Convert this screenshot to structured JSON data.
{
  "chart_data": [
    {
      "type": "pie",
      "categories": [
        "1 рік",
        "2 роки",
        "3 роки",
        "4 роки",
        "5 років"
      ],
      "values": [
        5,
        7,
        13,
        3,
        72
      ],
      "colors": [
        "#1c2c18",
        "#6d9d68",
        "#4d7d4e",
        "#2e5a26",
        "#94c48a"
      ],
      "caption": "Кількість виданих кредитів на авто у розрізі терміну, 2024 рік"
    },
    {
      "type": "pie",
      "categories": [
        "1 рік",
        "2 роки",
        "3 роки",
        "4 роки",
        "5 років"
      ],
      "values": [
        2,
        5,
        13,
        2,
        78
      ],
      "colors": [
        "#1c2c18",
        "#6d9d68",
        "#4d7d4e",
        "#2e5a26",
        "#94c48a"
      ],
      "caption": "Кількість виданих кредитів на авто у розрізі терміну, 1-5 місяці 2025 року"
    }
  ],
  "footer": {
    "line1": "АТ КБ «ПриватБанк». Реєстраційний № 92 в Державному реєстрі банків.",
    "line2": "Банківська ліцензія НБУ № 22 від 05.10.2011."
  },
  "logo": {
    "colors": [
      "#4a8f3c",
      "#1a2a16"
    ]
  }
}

☆ ☆ ☆

- **Aim of the task**: Identify the lines that hold the word "авто". Copy every one of them.

- **Exercise output**:
      "caption": "Кількість виданих кредитів на авто у розрізі терміну, 2024 рік"
      "caption": "Кількість виданих кредитів на авто у розрізі терміну, 1-5 місяці 2025 року"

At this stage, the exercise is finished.